Aufgrund der zu erwartenden Verweigerungshaltung der
Steuerschuldner ist auch bei der Stadtkasse mit einem erhöhten Arbeitsaufwand
zu rechnen. Zudem muss auch von einer
höheren Zahl an Widersprüchen ausgegangen werden. Inwieweit hierfür
zusätzlicher Stellenbedarf notwendig wird, ist noch nicht absehbar.
Nach der Einführungsphase dürfte der Personalbedarf
voraussichtlich bei 0,5 Stellen liegen.
Einnahmen aus der Steuer
In der Regel sind die Städte, die aktuell die Zweitwohnungssteuer
eingeführt haben bei ihren Planungen davon ausgegangen, dass ca. 5-10 Prozent
der anfänglich mit Nebenwohnsitz gemeldeten Personen zur Zweitwohnungssteuer
herangezogen werden können. Würde man diese Zahl auf die Stadt Esslingen am
Neckar übertragen wären ca.
280-560 Personen zweitwohnungssteuerpflichtig.
Ausgehend von einer durchschnittlichen Jahreskaltmiete von 3.600 €
(300 € im Monat), würden sich bei einem Steuersatz von 5 % die Einnahmen
zwischen 50.400 € und 100.800 € bewegen. Bei einem Steuersatz von 10% liegen
die Einnahmen zwischen 100.800 € und 201.600 €.
======
Geben Sie aus dem Text zur Zweitwohnungssteuer den Abschnitt wortgetreu wieder, der mit „Ausgehend von einer“ beginnt und bis einschließlich „und 201.600 €.“ reicht. Die Einträge stammen aus einer anderen Quelle als der Text zur Zweitwohnungssteuer.

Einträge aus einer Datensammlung
======
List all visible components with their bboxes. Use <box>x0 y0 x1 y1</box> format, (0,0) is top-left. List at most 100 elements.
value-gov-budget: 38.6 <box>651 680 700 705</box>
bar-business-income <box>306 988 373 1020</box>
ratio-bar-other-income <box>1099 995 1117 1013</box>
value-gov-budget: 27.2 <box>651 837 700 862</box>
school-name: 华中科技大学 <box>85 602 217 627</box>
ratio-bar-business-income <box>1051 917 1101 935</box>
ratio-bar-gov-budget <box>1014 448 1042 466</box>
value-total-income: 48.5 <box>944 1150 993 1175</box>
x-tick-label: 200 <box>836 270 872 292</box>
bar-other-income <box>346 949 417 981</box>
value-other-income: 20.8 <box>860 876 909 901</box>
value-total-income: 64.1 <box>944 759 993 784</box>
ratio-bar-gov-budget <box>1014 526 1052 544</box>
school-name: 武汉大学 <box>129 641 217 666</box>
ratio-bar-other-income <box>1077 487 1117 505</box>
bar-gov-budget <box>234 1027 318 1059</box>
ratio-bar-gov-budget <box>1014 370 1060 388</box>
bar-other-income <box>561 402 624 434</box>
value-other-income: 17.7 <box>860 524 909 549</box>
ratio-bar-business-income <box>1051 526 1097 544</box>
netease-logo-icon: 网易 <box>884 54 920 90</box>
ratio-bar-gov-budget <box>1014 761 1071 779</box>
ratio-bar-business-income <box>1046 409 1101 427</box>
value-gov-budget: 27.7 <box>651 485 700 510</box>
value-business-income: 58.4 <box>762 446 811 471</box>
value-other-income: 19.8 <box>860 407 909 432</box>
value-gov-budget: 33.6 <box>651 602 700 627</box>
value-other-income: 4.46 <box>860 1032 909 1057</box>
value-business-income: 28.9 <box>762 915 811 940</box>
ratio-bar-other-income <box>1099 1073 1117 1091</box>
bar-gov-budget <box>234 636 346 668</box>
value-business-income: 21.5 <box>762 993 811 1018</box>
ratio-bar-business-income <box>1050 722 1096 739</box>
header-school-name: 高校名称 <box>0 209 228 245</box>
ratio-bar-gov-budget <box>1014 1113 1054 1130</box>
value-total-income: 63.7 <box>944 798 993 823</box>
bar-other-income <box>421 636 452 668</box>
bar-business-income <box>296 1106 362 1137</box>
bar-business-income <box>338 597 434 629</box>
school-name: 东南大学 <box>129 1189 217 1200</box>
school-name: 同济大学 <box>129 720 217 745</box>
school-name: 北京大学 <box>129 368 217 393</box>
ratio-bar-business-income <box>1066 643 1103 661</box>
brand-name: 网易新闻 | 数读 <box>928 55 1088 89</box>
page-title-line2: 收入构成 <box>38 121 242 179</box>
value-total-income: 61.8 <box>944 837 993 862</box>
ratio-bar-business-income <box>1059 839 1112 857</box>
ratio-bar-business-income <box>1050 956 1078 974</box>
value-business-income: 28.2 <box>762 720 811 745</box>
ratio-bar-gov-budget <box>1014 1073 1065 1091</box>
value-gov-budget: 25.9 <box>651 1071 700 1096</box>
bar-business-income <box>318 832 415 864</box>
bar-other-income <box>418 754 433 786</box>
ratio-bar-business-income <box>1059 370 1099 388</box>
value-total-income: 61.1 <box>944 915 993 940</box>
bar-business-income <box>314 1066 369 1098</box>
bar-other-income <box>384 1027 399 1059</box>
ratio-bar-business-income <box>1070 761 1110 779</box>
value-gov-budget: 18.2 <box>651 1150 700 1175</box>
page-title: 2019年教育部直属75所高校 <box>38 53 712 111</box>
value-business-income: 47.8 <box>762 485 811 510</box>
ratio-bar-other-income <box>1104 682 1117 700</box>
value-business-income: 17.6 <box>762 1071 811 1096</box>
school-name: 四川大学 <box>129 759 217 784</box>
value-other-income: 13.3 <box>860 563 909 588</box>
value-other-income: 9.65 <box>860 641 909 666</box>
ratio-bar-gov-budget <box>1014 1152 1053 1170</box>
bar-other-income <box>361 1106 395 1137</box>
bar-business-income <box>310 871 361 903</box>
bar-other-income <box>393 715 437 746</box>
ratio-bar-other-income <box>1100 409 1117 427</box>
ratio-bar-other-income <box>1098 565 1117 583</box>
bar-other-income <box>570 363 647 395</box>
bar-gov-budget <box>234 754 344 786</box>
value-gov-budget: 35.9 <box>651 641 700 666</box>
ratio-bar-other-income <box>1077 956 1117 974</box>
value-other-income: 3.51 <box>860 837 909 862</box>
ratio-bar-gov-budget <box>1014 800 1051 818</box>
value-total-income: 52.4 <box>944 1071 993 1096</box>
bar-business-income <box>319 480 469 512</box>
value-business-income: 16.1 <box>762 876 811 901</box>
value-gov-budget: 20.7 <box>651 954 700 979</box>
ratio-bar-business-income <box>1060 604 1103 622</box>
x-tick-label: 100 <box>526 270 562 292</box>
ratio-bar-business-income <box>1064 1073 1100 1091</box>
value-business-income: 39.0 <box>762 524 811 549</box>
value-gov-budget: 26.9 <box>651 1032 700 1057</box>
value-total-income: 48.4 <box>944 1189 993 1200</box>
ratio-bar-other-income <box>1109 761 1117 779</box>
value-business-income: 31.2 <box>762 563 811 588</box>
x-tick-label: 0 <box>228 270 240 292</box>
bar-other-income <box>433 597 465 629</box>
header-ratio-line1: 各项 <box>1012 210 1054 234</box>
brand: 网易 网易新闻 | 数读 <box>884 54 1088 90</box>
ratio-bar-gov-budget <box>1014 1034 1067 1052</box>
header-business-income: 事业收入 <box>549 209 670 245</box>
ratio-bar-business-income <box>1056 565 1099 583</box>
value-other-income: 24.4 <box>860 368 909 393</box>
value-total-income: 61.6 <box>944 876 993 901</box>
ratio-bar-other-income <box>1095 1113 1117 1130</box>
======
▶ Vollständige Antwort
Ausgehend von einer durchschnittlichen Jahreskaltmiete von 3.600 €
(300 € im Monat), würden sich bei einem Steuersatz von 5 % die Einnahmen
zwischen 50.400 € und 100.800 € bewegen. Bei einem Steuersatz von 10% liegen
die Einnahmen zwischen 100.800 € und 201.600 €.